------ MATERIAL TO PROCESS

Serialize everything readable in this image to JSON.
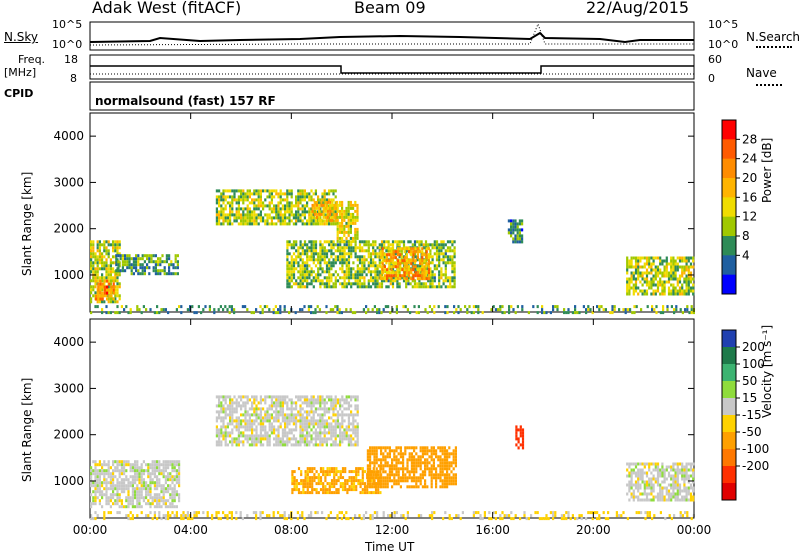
{
  "header": {
    "station": "Adak West (fitACF)",
    "beam": "Beam 09",
    "date": "22/Aug/2015"
  },
  "top_panels": {
    "nsky_label": "N.Sky",
    "nsky_ticks": [
      "10^5",
      "10^0"
    ],
    "nsearch_label": "N.Search",
    "nsearch_ticks": [
      "10^5",
      "10^0"
    ],
    "freq_label": "Freq.",
    "freq_unit": "[MHz]",
    "freq_ticks": [
      "18",
      "8"
    ],
    "nave_label": "Nave",
    "nave_ticks": [
      "60",
      "0"
    ],
    "cpid_label": "CPID",
    "cpid_value": "normalsound (fast) 157 RF"
  },
  "power_colorbar": {
    "label": "Power [dB]",
    "ticks": [
      "28",
      "24",
      "20",
      "16",
      "12",
      "8",
      "4"
    ],
    "colors": [
      "#ff0000",
      "#ff5a00",
      "#ff8c00",
      "#ffb400",
      "#f0dc00",
      "#a0c800",
      "#2e8b57",
      "#1f5fa0",
      "#0000ff"
    ]
  },
  "velocity_colorbar": {
    "label": "Velocity [m s⁻¹]",
    "ticks": [
      "200",
      "100",
      "50",
      "15",
      "-15",
      "-50",
      "-100",
      "-200"
    ],
    "colors": [
      "#2040b0",
      "#1e7a4a",
      "#3cb371",
      "#8fdc3c",
      "#c8c8c8",
      "#ffd200",
      "#ffa000",
      "#ff7800",
      "#ff3000",
      "#e00000"
    ]
  },
  "chart_data": [
    {
      "type": "heatmap",
      "name": "power",
      "ylabel": "Slant Range [km]",
      "y_ticks": [
        "4000",
        "3000",
        "2000",
        "1000"
      ],
      "ylim": [
        200,
        4500
      ],
      "x_ticks": [
        "00:00",
        "04:00",
        "08:00",
        "12:00",
        "16:00",
        "20:00",
        "00:00"
      ],
      "xlim": [
        0,
        24
      ],
      "regions": [
        {
          "t0": 0.0,
          "t1": 1.2,
          "r0": 450,
          "r1": 1750,
          "value": 14
        },
        {
          "t0": 0.2,
          "t1": 0.9,
          "r0": 500,
          "r1": 900,
          "value": 22
        },
        {
          "t0": 1.0,
          "t1": 3.5,
          "r0": 1050,
          "r1": 1450,
          "value": 9
        },
        {
          "t0": 5.0,
          "t1": 9.8,
          "r0": 2100,
          "r1": 2850,
          "value": 13
        },
        {
          "t0": 8.8,
          "t1": 9.8,
          "r0": 2200,
          "r1": 2600,
          "value": 18
        },
        {
          "t0": 9.8,
          "t1": 10.6,
          "r0": 1750,
          "r1": 2600,
          "value": 15
        },
        {
          "t0": 7.8,
          "t1": 14.5,
          "r0": 750,
          "r1": 1750,
          "value": 12
        },
        {
          "t0": 11.5,
          "t1": 13.5,
          "r0": 900,
          "r1": 1600,
          "value": 20
        },
        {
          "t0": 16.6,
          "t1": 17.2,
          "r0": 1700,
          "r1": 2200,
          "value": 8
        },
        {
          "t0": 21.3,
          "t1": 24.0,
          "r0": 600,
          "r1": 1400,
          "value": 13
        },
        {
          "t0": 0.0,
          "t1": 24.0,
          "r0": 200,
          "r1": 350,
          "value": 10
        }
      ]
    },
    {
      "type": "heatmap",
      "name": "velocity",
      "ylabel": "Slant Range [km]",
      "y_ticks": [
        "4000",
        "3000",
        "2000",
        "1000"
      ],
      "ylim": [
        200,
        4500
      ],
      "x_ticks": [
        "00:00",
        "04:00",
        "08:00",
        "12:00",
        "16:00",
        "20:00",
        "00:00"
      ],
      "xlabel": "Time UT",
      "xlim": [
        0,
        24
      ],
      "regions": [
        {
          "t0": 0.0,
          "t1": 3.5,
          "r0": 450,
          "r1": 1450,
          "value": 0
        },
        {
          "t0": 5.0,
          "t1": 10.6,
          "r0": 1750,
          "r1": 2850,
          "value": 0
        },
        {
          "t0": 8.0,
          "t1": 11.5,
          "r0": 750,
          "r1": 1300,
          "value": -60
        },
        {
          "t0": 11.0,
          "t1": 14.5,
          "r0": 900,
          "r1": 1750,
          "value": -80
        },
        {
          "t0": 16.9,
          "t1": 17.2,
          "r0": 1700,
          "r1": 2200,
          "value": -220
        },
        {
          "t0": 21.3,
          "t1": 24.0,
          "r0": 600,
          "r1": 1400,
          "value": 0
        },
        {
          "t0": 0.0,
          "t1": 24.0,
          "r0": 200,
          "r1": 350,
          "value": -20
        }
      ]
    }
  ]
}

------------

TASK INSTRUCTIONS ::
Omit pictures; set down the rest of the material word for word.

EXERCISE SOLUTION ::
Serialize everything readable in this image to JSON.
{
  "header": {
    "station": "Adak West (fitACF)",
    "beam": "Beam 09",
    "date": "22/Aug/2015"
  },
  "top_panels": {
    "nsky_label": "N.Sky",
    "nsky_ticks": [
      "10^5",
      "10^0"
    ],
    "nsearch_label": "N.Search",
    "nsearch_ticks": [
      "10^5",
      "10^0"
    ],
    "freq_label": "Freq.",
    "freq_unit": "[MHz]",
    "freq_ticks": [
      "18",
      "8"
    ],
    "nave_label": "Nave",
    "nave_ticks": [
      "60",
      "0"
    ],
    "cpid_label": "CPID",
    "cpid_value": "normalsound (fast) 157 RF"
  },
  "power_colorbar": {
    "label": "Power [dB]",
    "ticks": [
      "28",
      "24",
      "20",
      "16",
      "12",
      "8",
      "4"
    ],
    "colors": [
      "#ff0000",
      "#ff5a00",
      "#ff8c00",
      "#ffb400",
      "#f0dc00",
      "#a0c800",
      "#2e8b57",
      "#1f5fa0",
      "#0000ff"
    ]
  },
  "velocity_colorbar": {
    "label": "Velocity [m s⁻¹]",
    "ticks": [
      "200",
      "100",
      "50",
      "15",
      "-15",
      "-50",
      "-100",
      "-200"
    ],
    "colors": [
      "#2040b0",
      "#1e7a4a",
      "#3cb371",
      "#8fdc3c",
      "#c8c8c8",
      "#ffd200",
      "#ffa000",
      "#ff7800",
      "#ff3000",
      "#e00000"
    ]
  },
  "chart_data": [
    {
      "type": "heatmap",
      "name": "power",
      "ylabel": "Slant Range [km]",
      "y_ticks": [
        "4000",
        "3000",
        "2000",
        "1000"
      ],
      "ylim": [
        200,
        4500
      ],
      "x_ticks": [
        "00:00",
        "04:00",
        "08:00",
        "12:00",
        "16:00",
        "20:00",
        "00:00"
      ],
      "xlim": [
        0,
        24
      ],
      "regions": [
        {
          "t0": 0.0,
          "t1": 1.2,
          "r0": 450,
          "r1": 1750,
          "value": 14
        },
        {
          "t0": 0.2,
          "t1": 0.9,
          "r0": 500,
          "r1": 900,
          "value": 22
        },
        {
          "t0": 1.0,
          "t1": 3.5,
          "r0": 1050,
          "r1": 1450,
          "value": 9
        },
        {
          "t0": 5.0,
          "t1": 9.8,
          "r0": 2100,
          "r1": 2850,
          "value": 13
        },
        {
          "t0": 8.8,
          "t1": 9.8,
          "r0": 2200,
          "r1": 2600,
          "value": 18
        },
        {
          "t0": 9.8,
          "t1": 10.6,
          "r0": 1750,
          "r1": 2600,
          "value": 15
        },
        {
          "t0": 7.8,
          "t1": 14.5,
          "r0": 750,
          "r1": 1750,
          "value": 12
        },
        {
          "t0": 11.5,
          "t1": 13.5,
          "r0": 900,
          "r1": 1600,
          "value": 20
        },
        {
          "t0": 16.6,
          "t1": 17.2,
          "r0": 1700,
          "r1": 2200,
          "value": 8
        },
        {
          "t0": 21.3,
          "t1": 24.0,
          "r0": 600,
          "r1": 1400,
          "value": 13
        },
        {
          "t0": 0.0,
          "t1": 24.0,
          "r0": 200,
          "r1": 350,
          "value": 10
        }
      ]
    },
    {
      "type": "heatmap",
      "name": "velocity",
      "ylabel": "Slant Range [km]",
      "y_ticks": [
        "4000",
        "3000",
        "2000",
        "1000"
      ],
      "ylim": [
        200,
        4500
      ],
      "x_ticks": [
        "00:00",
        "04:00",
        "08:00",
        "12:00",
        "16:00",
        "20:00",
        "00:00"
      ],
      "xlabel": "Time UT",
      "xlim": [
        0,
        24
      ],
      "regions": [
        {
          "t0": 0.0,
          "t1": 3.5,
          "r0": 450,
          "r1": 1450,
          "value": 0
        },
        {
          "t0": 5.0,
          "t1": 10.6,
          "r0": 1750,
          "r1": 2850,
          "value": 0
        },
        {
          "t0": 8.0,
          "t1": 11.5,
          "r0": 750,
          "r1": 1300,
          "value": -60
        },
        {
          "t0": 11.0,
          "t1": 14.5,
          "r0": 900,
          "r1": 1750,
          "value": -80
        },
        {
          "t0": 16.9,
          "t1": 17.2,
          "r0": 1700,
          "r1": 2200,
          "value": -220
        },
        {
          "t0": 21.3,
          "t1": 24.0,
          "r0": 600,
          "r1": 1400,
          "value": 0
        },
        {
          "t0": 0.0,
          "t1": 24.0,
          "r0": 200,
          "r1": 350,
          "value": -20
        }
      ]
    }
  ]
}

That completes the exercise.